Set problem
Reproduce the lines without changes, beginning with the line that contains "Localize each UI" and continuing through the line that contains "option-c: C. Discipline". Leave the pictures out.

Exercise data
## BEGIN

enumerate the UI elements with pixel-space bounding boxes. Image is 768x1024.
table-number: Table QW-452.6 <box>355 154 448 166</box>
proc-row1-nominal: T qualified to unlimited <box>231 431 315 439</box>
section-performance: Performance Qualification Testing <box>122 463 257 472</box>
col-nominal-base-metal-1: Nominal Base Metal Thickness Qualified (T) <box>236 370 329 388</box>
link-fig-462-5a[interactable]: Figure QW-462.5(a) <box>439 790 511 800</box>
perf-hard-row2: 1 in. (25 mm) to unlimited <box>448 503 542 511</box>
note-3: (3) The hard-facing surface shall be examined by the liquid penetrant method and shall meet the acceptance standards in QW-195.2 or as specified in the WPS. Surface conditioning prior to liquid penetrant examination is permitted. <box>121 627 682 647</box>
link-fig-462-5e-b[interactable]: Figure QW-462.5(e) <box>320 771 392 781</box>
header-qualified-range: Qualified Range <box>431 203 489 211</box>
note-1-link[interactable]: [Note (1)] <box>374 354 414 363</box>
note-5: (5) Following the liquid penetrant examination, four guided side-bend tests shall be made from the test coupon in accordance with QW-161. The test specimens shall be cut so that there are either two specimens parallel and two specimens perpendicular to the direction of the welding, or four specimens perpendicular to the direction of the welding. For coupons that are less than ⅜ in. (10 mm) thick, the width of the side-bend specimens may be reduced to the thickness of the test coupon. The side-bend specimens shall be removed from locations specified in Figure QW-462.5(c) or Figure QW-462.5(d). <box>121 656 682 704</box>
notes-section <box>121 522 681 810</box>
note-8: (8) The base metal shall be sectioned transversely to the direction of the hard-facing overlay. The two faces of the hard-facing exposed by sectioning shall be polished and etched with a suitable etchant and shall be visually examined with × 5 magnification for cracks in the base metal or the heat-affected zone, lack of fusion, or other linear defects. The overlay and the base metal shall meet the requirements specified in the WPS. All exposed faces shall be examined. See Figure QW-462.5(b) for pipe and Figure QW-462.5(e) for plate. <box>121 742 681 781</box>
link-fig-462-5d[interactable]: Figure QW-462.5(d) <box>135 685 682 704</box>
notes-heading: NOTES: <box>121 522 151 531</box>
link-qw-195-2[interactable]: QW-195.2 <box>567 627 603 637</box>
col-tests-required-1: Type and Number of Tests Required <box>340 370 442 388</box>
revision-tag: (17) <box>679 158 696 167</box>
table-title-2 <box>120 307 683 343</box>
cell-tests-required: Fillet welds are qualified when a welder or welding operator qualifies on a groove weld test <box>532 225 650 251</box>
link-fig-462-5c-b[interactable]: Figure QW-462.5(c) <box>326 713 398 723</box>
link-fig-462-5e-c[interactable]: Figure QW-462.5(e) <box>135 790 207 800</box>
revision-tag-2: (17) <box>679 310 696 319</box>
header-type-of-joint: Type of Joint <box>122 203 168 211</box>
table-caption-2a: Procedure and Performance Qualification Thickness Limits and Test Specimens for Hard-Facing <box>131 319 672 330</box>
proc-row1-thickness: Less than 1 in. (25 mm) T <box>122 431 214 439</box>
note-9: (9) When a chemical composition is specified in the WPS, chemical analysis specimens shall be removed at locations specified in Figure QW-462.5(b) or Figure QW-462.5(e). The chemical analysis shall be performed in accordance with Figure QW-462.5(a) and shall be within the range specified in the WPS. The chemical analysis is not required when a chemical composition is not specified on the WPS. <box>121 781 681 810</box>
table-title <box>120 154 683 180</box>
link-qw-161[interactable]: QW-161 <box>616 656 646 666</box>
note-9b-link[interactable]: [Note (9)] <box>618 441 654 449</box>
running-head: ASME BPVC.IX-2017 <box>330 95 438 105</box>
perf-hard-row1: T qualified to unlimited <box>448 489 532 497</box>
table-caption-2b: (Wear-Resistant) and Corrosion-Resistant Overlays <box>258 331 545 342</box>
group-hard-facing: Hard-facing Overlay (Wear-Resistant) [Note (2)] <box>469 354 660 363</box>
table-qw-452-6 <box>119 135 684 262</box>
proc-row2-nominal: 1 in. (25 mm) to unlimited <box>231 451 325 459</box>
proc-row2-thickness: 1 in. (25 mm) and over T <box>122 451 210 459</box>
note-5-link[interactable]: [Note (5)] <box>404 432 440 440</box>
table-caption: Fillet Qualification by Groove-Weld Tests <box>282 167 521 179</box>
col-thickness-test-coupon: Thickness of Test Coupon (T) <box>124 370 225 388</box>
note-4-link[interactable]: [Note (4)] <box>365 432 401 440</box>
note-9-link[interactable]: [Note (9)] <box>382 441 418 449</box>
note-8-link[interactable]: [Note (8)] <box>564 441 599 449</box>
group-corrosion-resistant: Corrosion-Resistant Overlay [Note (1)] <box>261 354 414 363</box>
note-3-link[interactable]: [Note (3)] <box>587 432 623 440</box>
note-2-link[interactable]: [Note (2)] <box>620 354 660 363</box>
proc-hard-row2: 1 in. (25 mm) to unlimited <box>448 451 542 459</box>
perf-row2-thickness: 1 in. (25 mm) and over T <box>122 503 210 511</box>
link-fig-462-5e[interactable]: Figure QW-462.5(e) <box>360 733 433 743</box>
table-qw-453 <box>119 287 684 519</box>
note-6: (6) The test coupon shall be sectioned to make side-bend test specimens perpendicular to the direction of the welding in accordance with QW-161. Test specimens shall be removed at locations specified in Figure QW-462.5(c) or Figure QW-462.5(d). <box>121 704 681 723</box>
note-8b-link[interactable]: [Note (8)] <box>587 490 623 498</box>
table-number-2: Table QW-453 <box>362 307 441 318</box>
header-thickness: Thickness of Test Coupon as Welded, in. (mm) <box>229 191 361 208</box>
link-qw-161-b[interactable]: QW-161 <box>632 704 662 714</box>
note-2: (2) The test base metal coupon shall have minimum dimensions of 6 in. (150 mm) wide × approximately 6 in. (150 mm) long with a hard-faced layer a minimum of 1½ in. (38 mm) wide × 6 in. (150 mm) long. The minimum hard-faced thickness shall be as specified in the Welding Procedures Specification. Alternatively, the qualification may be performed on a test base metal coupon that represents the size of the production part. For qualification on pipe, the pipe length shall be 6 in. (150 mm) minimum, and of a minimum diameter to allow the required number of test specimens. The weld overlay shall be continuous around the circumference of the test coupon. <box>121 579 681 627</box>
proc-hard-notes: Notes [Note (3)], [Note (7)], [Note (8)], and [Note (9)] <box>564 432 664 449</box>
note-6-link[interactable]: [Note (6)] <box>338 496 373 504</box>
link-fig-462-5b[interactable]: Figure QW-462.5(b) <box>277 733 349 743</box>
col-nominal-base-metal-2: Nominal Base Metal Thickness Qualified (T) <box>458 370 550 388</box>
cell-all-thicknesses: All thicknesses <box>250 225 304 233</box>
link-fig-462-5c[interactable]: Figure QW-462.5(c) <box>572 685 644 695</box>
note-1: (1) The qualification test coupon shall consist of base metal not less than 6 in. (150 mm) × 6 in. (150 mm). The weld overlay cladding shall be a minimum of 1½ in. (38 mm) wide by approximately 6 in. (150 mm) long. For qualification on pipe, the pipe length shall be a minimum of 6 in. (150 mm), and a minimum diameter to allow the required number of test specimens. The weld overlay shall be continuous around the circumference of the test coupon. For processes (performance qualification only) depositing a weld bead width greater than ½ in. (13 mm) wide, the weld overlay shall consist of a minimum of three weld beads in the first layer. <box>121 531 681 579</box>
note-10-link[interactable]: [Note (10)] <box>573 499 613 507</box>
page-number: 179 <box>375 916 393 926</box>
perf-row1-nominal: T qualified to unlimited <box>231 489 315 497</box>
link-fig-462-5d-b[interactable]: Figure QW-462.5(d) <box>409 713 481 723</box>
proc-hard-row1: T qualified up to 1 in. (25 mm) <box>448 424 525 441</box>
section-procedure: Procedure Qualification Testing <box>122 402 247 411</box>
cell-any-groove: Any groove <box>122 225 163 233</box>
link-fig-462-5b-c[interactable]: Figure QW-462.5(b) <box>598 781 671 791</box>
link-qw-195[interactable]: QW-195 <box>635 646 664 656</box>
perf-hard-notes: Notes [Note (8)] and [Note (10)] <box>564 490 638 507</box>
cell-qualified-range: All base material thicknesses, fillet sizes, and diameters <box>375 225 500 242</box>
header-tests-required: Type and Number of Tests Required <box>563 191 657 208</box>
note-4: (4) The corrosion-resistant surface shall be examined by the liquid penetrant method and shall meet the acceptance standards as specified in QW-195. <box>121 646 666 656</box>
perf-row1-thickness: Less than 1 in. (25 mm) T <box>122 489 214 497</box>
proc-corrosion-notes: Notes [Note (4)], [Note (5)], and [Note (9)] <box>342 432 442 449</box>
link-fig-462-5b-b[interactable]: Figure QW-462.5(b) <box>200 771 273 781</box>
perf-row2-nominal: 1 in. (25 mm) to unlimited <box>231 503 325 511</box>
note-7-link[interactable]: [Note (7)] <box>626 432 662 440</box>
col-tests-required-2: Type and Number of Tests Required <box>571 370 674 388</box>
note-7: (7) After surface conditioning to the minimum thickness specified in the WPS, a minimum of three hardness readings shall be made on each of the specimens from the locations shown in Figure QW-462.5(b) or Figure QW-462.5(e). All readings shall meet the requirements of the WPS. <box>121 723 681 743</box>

## END
## BEGIN

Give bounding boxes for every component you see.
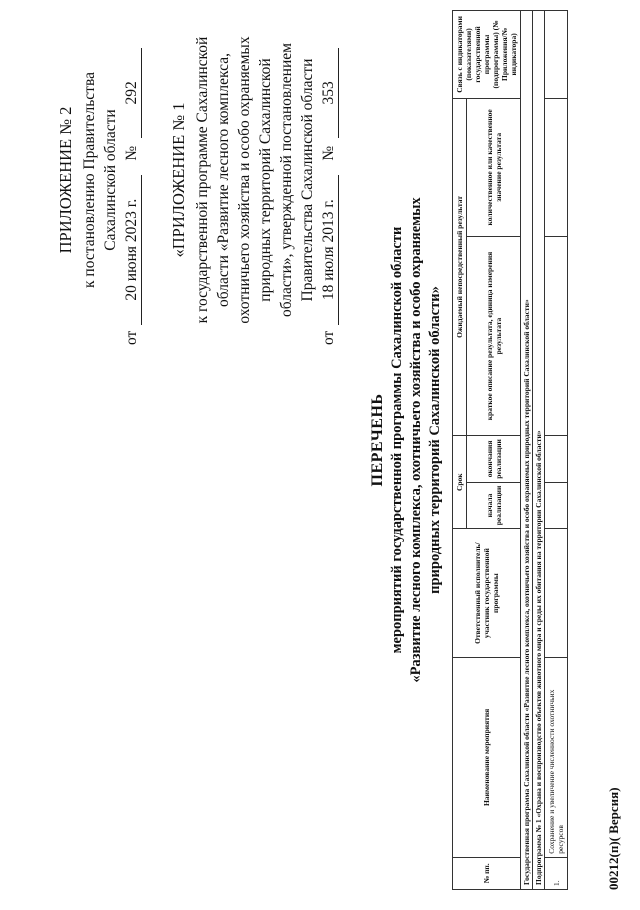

## END
## BEGIN

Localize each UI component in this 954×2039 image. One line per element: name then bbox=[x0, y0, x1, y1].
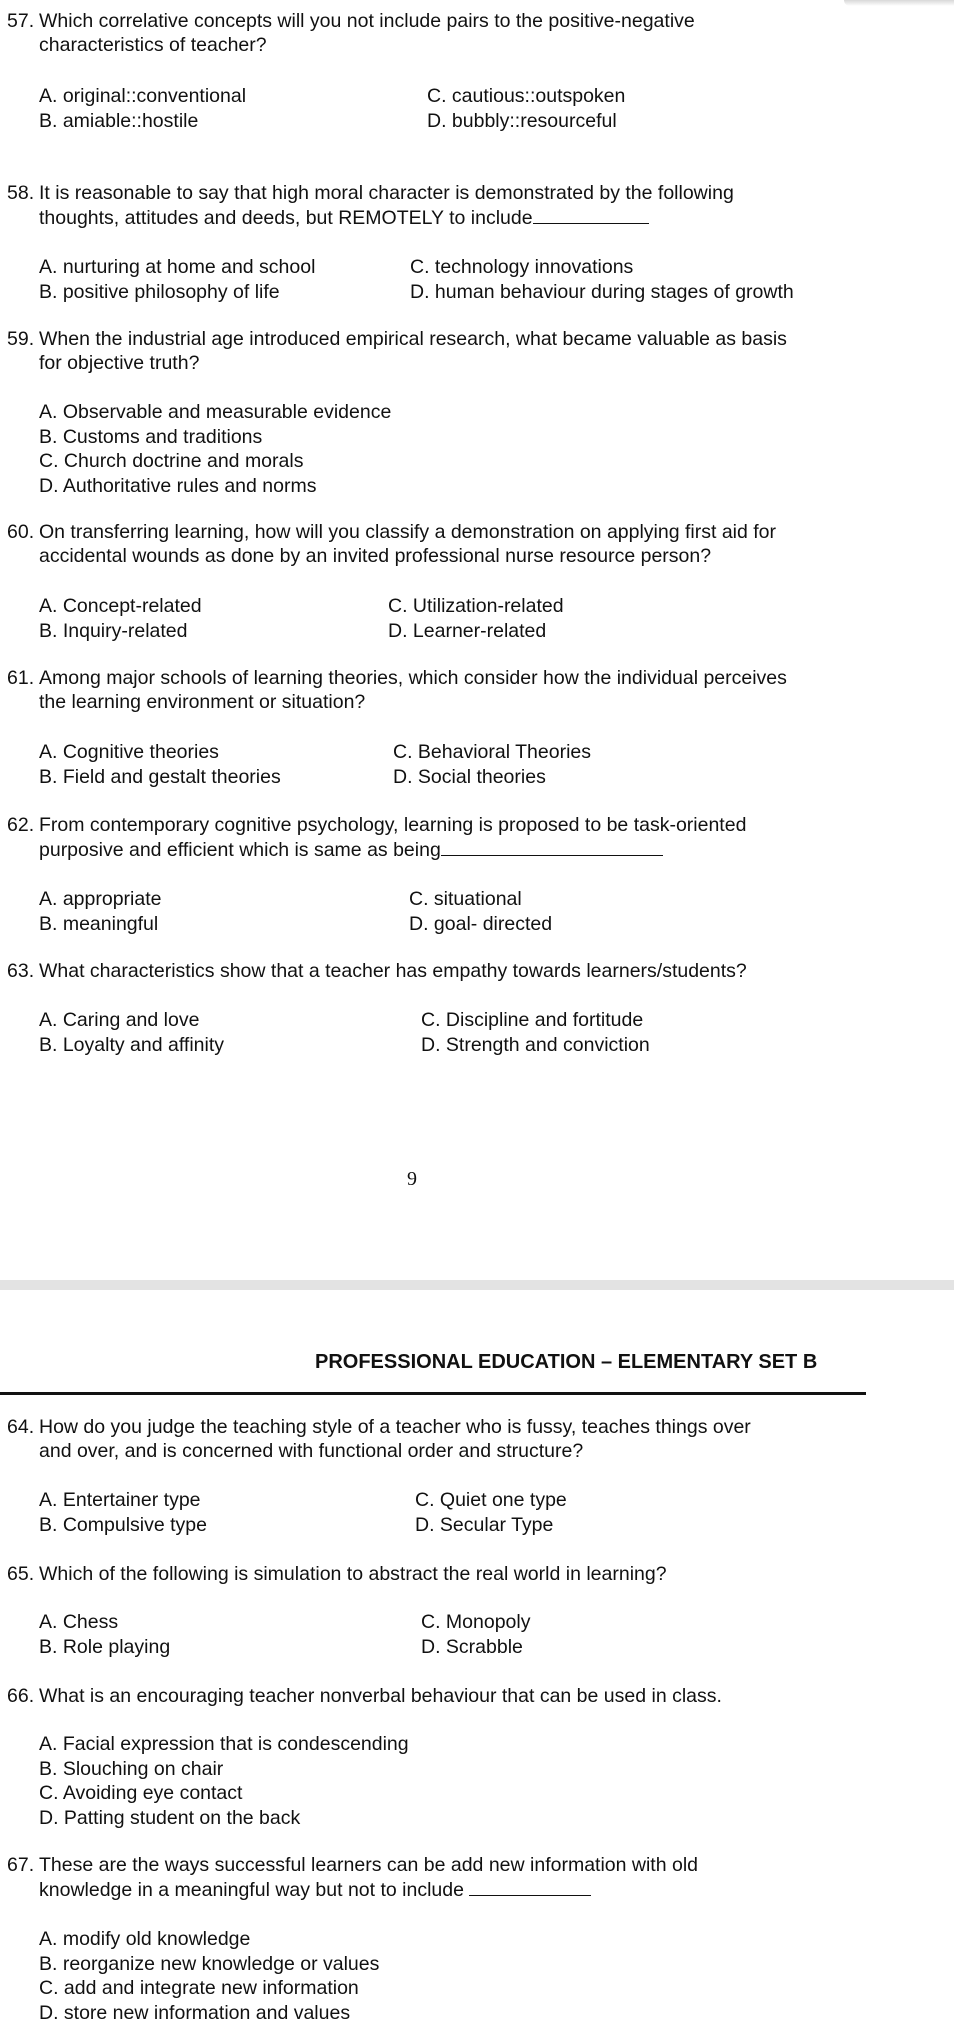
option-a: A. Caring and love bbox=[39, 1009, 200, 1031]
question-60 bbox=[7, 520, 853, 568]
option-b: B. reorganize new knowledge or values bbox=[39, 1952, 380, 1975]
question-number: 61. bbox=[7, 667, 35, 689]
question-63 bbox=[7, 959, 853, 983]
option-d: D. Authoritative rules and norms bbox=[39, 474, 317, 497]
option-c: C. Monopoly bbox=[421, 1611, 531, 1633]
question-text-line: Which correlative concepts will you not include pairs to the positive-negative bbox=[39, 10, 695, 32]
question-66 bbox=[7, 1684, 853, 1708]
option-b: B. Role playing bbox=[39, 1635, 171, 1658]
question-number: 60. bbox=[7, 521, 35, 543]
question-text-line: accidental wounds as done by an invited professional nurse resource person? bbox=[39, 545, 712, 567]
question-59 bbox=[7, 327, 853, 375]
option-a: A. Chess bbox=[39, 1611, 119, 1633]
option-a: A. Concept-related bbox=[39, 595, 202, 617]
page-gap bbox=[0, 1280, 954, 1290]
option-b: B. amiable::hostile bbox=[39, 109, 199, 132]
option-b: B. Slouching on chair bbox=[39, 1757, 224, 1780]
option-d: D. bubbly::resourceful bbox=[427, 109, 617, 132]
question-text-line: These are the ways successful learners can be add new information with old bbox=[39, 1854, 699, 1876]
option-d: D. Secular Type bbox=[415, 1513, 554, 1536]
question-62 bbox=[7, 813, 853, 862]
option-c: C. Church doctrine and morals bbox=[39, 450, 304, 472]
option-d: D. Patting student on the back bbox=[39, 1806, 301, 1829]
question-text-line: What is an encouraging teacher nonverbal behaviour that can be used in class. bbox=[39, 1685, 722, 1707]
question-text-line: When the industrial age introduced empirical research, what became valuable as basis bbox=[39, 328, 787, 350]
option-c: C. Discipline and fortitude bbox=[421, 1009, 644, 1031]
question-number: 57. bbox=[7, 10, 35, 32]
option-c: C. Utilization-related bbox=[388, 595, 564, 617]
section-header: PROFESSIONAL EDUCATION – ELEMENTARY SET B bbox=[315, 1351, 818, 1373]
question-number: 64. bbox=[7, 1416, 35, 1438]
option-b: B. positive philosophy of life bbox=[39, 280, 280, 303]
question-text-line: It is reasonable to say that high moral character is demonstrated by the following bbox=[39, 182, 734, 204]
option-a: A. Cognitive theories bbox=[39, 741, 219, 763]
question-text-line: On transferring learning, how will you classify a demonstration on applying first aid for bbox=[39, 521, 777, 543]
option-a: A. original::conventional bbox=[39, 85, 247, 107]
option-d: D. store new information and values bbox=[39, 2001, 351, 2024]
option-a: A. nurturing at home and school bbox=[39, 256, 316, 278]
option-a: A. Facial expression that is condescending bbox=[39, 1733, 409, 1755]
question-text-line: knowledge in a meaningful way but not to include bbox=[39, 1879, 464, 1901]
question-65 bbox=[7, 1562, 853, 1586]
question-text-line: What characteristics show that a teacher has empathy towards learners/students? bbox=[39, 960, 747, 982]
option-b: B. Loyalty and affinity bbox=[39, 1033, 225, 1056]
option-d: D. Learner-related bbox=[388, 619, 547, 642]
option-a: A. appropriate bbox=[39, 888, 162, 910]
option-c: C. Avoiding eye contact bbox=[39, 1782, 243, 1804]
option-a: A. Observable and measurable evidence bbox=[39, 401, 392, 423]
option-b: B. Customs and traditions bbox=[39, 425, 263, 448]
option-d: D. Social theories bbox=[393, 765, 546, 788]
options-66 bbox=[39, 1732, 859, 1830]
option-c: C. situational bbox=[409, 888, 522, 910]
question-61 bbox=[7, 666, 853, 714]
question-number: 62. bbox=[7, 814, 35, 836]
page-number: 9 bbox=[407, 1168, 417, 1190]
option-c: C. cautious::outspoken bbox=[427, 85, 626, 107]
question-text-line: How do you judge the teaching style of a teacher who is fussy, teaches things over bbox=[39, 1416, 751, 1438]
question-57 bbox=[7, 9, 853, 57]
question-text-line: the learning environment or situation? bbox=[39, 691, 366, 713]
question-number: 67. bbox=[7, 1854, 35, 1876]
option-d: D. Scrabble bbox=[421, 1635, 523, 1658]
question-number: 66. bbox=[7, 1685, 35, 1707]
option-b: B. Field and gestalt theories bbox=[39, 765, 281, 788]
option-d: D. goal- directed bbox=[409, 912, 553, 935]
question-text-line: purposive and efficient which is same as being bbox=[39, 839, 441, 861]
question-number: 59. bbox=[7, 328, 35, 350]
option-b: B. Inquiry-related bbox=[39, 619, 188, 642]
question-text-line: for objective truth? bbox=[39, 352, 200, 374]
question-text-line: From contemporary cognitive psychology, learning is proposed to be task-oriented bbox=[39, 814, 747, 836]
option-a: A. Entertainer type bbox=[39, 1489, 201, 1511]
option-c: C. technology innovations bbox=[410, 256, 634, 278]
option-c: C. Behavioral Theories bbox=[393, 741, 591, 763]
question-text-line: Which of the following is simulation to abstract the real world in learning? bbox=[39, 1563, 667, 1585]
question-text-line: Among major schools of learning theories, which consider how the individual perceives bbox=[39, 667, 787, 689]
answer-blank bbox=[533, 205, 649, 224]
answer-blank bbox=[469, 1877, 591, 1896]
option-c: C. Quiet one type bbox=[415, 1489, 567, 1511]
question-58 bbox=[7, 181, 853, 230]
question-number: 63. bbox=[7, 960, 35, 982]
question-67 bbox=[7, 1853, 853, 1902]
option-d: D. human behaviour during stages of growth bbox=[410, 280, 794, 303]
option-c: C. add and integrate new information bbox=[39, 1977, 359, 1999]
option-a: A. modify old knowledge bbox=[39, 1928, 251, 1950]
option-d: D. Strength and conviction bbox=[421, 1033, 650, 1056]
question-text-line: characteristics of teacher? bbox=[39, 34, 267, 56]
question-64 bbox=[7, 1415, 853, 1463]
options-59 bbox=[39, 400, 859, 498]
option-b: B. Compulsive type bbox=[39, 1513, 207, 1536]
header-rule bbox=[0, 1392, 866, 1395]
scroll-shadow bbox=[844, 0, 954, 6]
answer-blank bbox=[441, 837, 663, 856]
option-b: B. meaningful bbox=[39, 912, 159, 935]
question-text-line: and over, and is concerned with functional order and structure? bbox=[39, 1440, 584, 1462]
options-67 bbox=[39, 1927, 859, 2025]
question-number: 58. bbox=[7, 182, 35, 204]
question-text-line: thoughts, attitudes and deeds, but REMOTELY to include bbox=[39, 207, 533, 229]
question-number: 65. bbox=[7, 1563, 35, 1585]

## END

Result for this task
Localize each UI component in this 954×2039 image. One line per element: name then bbox=[x0, y0, x1, y1].
option-a: A. Caring and love bbox=[39, 1009, 200, 1031]
question-60 bbox=[7, 520, 853, 568]
option-b: B. reorganize new knowledge or values bbox=[39, 1952, 380, 1975]
question-number: 61. bbox=[7, 667, 35, 689]
question-63 bbox=[7, 959, 853, 983]
option-d: D. Authoritative rules and norms bbox=[39, 474, 317, 497]
option-c: C. Monopoly bbox=[421, 1611, 531, 1633]
question-text-line: Which correlative concepts will you not include pairs to the positive-negative bbox=[39, 10, 695, 32]
question-66 bbox=[7, 1684, 853, 1708]
option-b: B. Role playing bbox=[39, 1635, 171, 1658]
question-number: 60. bbox=[7, 521, 35, 543]
question-text-line: accidental wounds as done by an invited professional nurse resource person? bbox=[39, 545, 712, 567]
question-59 bbox=[7, 327, 853, 375]
option-a: A. Chess bbox=[39, 1611, 119, 1633]
option-a: A. Concept-related bbox=[39, 595, 202, 617]
page-gap bbox=[0, 1280, 954, 1290]
option-b: B. amiable::hostile bbox=[39, 109, 199, 132]
option-b: B. Slouching on chair bbox=[39, 1757, 224, 1780]
option-d: D. bubbly::resourceful bbox=[427, 109, 617, 132]
question-text-line: These are the ways successful learners can be add new information with old bbox=[39, 1854, 699, 1876]
option-d: D. Secular Type bbox=[415, 1513, 554, 1536]
question-62 bbox=[7, 813, 853, 862]
option-c: C. Church doctrine and morals bbox=[39, 450, 304, 472]
option-d: D. Patting student on the back bbox=[39, 1806, 301, 1829]
question-text-line: What is an encouraging teacher nonverbal behaviour that can be used in class. bbox=[39, 1685, 722, 1707]
question-text-line: When the industrial age introduced empirical research, what became valuable as basis bbox=[39, 328, 787, 350]
option-c: C. Discipline and fortitude bbox=[421, 1009, 644, 1031]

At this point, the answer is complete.